Begin MATERIAL PROVIDED

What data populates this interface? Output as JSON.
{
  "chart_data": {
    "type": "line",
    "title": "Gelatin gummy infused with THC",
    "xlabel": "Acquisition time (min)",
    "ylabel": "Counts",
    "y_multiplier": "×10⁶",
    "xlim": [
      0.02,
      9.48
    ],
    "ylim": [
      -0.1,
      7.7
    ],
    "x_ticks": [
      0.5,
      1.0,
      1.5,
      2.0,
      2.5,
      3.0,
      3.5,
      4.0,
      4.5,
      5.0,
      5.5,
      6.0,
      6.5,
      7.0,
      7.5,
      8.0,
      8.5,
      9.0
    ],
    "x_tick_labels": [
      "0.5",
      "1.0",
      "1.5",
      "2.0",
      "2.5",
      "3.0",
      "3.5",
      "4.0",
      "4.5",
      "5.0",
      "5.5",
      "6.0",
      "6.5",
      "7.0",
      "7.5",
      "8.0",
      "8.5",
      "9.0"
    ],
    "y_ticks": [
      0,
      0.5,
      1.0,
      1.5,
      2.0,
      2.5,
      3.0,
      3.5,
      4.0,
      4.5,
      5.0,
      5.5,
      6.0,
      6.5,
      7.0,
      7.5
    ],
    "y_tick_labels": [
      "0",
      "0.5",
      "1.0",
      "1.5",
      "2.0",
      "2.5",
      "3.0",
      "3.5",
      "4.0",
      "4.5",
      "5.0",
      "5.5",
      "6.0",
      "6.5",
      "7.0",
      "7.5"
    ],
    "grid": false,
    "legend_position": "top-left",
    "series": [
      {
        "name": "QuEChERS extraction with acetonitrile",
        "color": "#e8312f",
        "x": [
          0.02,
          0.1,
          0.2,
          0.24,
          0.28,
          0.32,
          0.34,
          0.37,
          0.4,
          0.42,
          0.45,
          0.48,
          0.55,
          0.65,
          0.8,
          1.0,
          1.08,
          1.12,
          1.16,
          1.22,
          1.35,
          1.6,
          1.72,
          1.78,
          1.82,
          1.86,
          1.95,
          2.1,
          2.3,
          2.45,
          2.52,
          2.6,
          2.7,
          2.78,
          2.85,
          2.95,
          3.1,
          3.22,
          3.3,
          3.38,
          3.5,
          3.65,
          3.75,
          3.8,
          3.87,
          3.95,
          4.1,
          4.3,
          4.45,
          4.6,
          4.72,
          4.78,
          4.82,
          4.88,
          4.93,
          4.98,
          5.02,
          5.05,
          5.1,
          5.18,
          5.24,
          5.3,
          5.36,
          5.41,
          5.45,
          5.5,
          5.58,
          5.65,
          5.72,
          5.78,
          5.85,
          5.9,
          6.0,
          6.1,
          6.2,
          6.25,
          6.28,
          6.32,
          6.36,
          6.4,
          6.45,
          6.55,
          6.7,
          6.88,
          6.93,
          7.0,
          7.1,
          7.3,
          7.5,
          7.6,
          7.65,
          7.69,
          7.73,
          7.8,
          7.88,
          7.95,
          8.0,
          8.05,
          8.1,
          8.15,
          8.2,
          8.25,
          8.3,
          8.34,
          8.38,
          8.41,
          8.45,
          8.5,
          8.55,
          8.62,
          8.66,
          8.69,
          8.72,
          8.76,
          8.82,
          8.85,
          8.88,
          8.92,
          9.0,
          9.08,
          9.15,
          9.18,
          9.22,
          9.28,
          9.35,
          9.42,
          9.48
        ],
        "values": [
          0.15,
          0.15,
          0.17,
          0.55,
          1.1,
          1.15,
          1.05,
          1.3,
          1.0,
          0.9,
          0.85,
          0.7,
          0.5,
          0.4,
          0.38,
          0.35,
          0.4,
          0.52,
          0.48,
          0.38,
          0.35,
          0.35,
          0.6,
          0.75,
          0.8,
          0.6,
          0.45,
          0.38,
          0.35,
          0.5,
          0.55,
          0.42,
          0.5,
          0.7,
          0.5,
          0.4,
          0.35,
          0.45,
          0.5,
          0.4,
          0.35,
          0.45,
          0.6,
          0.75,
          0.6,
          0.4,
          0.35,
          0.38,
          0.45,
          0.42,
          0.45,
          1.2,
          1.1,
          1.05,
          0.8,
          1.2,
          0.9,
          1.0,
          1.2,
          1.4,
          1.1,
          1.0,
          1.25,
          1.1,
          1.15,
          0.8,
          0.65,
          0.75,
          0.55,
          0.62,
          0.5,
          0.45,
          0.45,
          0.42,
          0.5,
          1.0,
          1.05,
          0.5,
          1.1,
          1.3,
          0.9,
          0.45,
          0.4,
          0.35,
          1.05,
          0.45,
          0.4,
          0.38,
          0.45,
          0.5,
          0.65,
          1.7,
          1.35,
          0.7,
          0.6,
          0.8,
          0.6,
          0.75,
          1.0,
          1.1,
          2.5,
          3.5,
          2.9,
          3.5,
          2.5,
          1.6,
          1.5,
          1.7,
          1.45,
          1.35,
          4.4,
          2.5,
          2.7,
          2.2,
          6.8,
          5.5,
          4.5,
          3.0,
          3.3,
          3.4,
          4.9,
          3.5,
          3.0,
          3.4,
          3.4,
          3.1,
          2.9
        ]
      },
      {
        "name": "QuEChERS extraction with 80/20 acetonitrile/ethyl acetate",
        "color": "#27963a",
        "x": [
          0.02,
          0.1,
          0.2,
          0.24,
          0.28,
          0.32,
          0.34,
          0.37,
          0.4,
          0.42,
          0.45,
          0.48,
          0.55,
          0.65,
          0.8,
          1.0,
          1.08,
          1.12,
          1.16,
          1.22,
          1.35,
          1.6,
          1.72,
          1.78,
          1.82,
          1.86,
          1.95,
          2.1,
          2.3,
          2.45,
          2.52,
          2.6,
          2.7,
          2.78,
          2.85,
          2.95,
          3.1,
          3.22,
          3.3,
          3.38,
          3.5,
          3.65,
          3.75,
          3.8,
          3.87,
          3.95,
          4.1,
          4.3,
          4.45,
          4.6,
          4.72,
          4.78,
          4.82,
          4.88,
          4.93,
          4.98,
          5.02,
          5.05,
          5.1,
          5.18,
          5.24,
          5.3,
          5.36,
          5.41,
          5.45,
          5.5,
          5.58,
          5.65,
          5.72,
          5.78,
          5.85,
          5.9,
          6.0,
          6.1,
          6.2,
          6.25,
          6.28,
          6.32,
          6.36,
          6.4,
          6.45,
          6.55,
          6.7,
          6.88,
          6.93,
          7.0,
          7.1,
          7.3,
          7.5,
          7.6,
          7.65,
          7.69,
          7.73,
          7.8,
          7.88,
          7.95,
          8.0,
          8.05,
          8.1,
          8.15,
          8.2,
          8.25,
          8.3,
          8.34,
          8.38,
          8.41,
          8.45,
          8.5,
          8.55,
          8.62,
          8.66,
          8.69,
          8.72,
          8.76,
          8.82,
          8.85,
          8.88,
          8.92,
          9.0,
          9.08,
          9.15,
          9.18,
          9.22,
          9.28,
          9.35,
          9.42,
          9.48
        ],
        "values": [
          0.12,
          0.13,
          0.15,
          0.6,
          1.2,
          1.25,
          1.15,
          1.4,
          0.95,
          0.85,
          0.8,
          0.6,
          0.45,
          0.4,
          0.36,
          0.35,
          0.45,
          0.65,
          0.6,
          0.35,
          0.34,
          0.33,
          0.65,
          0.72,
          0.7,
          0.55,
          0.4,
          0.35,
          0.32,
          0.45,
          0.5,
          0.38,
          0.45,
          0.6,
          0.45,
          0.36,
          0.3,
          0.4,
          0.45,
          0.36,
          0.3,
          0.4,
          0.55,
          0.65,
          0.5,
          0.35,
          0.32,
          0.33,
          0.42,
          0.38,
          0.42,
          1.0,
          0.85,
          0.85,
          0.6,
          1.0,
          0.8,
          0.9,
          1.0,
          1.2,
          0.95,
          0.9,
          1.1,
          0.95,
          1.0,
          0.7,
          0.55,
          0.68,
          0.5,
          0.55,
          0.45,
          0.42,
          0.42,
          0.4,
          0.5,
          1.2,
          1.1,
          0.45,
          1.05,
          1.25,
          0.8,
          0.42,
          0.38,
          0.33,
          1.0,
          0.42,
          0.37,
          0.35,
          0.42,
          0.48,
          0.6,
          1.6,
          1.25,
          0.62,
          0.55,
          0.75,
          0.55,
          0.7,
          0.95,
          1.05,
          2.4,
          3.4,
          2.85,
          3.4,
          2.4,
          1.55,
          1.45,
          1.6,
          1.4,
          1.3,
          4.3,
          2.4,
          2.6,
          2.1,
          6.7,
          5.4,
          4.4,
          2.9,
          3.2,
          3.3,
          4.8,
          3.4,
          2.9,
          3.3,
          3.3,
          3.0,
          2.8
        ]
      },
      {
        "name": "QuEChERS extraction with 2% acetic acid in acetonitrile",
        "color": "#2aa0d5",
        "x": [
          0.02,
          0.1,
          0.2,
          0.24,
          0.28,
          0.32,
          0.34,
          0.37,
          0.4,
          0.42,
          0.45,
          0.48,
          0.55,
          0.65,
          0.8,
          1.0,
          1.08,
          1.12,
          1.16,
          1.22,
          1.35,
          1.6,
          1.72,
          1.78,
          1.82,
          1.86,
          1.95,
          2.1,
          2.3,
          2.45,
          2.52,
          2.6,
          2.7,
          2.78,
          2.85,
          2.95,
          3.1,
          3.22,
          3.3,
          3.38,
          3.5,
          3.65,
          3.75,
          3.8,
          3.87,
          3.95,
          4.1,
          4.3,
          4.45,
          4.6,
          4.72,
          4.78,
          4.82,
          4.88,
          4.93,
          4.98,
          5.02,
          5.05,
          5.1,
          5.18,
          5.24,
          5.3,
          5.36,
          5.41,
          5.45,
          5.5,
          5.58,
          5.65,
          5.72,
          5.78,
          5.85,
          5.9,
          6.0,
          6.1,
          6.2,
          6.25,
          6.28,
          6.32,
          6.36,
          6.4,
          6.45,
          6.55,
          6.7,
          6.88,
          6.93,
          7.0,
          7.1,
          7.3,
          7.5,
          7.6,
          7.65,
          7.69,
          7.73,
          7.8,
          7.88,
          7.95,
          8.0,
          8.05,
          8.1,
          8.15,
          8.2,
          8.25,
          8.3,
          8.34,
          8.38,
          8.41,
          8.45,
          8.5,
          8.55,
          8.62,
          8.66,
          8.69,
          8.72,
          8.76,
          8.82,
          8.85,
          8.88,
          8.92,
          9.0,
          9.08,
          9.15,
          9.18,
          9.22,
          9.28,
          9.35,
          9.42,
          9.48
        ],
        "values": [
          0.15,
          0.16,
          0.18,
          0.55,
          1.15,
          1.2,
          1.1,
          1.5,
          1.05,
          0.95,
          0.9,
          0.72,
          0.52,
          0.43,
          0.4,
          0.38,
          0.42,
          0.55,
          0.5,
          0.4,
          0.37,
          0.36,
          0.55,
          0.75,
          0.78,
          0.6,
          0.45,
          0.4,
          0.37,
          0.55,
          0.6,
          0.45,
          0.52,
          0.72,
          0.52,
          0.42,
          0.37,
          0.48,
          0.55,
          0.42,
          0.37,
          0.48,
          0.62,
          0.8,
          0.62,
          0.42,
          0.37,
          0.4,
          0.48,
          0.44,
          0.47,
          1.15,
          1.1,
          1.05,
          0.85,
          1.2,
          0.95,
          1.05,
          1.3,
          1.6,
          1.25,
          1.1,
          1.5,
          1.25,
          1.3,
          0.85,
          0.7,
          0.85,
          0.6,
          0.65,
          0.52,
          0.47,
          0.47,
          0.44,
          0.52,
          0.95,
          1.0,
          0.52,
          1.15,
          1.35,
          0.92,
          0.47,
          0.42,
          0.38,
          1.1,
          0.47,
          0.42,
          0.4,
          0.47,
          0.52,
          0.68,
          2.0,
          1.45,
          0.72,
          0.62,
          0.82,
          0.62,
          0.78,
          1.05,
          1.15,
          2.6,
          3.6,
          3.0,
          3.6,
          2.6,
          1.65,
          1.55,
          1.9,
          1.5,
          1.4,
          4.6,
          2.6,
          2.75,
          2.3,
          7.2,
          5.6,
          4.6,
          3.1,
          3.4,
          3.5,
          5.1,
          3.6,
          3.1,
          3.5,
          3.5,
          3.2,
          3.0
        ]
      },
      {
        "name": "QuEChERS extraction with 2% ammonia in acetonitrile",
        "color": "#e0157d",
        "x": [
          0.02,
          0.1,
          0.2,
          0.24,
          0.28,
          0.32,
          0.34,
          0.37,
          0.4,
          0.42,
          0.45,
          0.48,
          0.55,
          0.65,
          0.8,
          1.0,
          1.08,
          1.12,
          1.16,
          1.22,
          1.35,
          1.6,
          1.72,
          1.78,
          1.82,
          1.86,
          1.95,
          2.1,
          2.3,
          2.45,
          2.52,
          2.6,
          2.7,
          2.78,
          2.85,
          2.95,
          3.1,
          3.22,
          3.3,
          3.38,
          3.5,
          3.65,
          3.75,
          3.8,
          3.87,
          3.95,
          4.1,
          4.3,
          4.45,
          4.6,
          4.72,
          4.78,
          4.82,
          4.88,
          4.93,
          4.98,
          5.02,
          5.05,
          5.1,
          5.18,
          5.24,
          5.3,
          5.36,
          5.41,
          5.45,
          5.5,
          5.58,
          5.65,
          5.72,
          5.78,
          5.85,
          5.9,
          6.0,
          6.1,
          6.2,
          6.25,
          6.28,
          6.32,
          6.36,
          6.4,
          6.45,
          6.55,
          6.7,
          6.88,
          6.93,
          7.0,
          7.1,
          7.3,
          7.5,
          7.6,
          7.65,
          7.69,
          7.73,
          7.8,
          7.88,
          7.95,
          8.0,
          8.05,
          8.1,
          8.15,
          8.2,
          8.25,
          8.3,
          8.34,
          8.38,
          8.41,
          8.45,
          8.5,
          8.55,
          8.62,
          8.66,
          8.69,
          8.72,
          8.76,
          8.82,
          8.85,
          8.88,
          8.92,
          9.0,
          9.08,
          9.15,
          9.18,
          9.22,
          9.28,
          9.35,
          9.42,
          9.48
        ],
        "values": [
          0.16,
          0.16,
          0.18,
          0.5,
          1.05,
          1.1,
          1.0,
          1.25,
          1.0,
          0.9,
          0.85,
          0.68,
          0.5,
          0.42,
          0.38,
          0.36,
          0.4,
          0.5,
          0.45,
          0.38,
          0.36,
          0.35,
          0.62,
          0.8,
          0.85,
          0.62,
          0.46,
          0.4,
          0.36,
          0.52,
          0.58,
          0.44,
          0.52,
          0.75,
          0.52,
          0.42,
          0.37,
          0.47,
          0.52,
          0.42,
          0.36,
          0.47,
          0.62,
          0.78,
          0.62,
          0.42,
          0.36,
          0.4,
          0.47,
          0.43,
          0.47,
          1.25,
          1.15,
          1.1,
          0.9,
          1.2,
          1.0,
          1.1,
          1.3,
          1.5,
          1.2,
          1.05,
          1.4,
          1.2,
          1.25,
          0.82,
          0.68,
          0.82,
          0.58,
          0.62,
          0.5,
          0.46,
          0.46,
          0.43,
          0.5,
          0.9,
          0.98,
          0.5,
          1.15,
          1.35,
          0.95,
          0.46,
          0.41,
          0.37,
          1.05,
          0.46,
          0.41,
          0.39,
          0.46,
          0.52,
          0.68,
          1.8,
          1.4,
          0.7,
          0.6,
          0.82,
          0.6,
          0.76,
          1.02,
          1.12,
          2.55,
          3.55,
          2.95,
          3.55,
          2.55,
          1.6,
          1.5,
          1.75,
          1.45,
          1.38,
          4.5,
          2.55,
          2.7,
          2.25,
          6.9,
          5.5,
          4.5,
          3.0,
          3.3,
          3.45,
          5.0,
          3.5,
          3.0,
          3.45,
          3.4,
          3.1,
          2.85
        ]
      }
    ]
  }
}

End MATERIAL PROVIDED

▶ _REQUIRED TASK_
In the records above, find each line holding "color" and copy it.

▶ _FULL OUTPUT_
        "color": "#e8312f",
        "color": "#27963a",
        "color": "#2aa0d5",
        "color": "#e0157d",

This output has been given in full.